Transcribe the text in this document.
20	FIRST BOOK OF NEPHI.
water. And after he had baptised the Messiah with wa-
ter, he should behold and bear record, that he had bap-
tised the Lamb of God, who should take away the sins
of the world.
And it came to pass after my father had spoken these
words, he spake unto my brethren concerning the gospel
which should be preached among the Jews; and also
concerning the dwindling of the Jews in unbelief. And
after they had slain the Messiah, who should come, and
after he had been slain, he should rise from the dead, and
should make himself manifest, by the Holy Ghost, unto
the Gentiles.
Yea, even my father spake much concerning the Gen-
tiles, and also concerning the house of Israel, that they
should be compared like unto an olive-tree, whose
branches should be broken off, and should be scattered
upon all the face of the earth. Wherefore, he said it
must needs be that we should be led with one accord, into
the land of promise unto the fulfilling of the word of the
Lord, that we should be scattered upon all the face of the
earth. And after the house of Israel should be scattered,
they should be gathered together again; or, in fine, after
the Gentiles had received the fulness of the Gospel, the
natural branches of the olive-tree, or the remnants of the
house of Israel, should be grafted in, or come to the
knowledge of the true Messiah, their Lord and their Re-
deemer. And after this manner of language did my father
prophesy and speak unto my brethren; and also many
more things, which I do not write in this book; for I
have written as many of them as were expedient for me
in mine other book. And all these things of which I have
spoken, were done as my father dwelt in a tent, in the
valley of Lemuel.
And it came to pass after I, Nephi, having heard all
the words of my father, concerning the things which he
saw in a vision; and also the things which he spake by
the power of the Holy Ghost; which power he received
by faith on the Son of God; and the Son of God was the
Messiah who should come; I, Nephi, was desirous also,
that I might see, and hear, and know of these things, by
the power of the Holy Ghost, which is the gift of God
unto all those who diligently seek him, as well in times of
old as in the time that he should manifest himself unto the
==*==
__Exercise requirements__: Retype the material above, line by line, exactly.

__Result of this exercise__:
Transcribe the text in this document.
20	FIRST BOOK OF NEPHI.
water. And after he had baptised the Messiah with wa-
ter, he should behold and bear record, that he had bap-
tised the Lamb of God, who should take away the sins
of the world.
And it came to pass after my father had spoken these
words, he spake unto my brethren concerning the gospel
which should be preached among the Jews; and also
concerning the dwindling of the Jews in unbelief. And
after they had slain the Messiah, who should come, and
after he had been slain, he should rise from the dead, and
should make himself manifest, by the Holy Ghost, unto
the Gentiles.
Yea, even my father spake much concerning the Gen-
tiles, and also concerning the house of Israel, that they
should be compared like unto an olive-tree, whose
branches should be broken off, and should be scattered
upon all the face of the earth. Wherefore, he said it
must needs be that we should be led with one accord, into
the land of promise unto the fulfilling of the word of the
Lord, that we should be scattered upon all the face of the
earth. And after the house of Israel should be scattered,
they should be gathered together again; or, in fine, after
the Gentiles had received the fulness of the Gospel, the
natural branches of the olive-tree, or the remnants of the
house of Israel, should be grafted in, or come to the
knowledge of the true Messiah, their Lord and their Re-
deemer. And after this manner of language did my father
prophesy and speak unto my brethren; and also many
more things, which I do not write in this book; for I
have written as many of them as were expedient for me
in mine other book. And all these things of which I have
spoken, were done as my father dwelt in a tent, in the
valley of Lemuel.
And it came to pass after I, Nephi, having heard all
the words of my father, concerning the things which he
saw in a vision; and also the things which he spake by
the power of the Holy Ghost; which power he received
by faith on the Son of God; and the Son of God was the
Messiah who should come; I, Nephi, was desirous also,
that I might see, and hear, and know of these things, by
the power of the Holy Ghost, which is the gift of God
unto all those who diligently seek him, as well in times of
old as in the time that he should manifest himself unto the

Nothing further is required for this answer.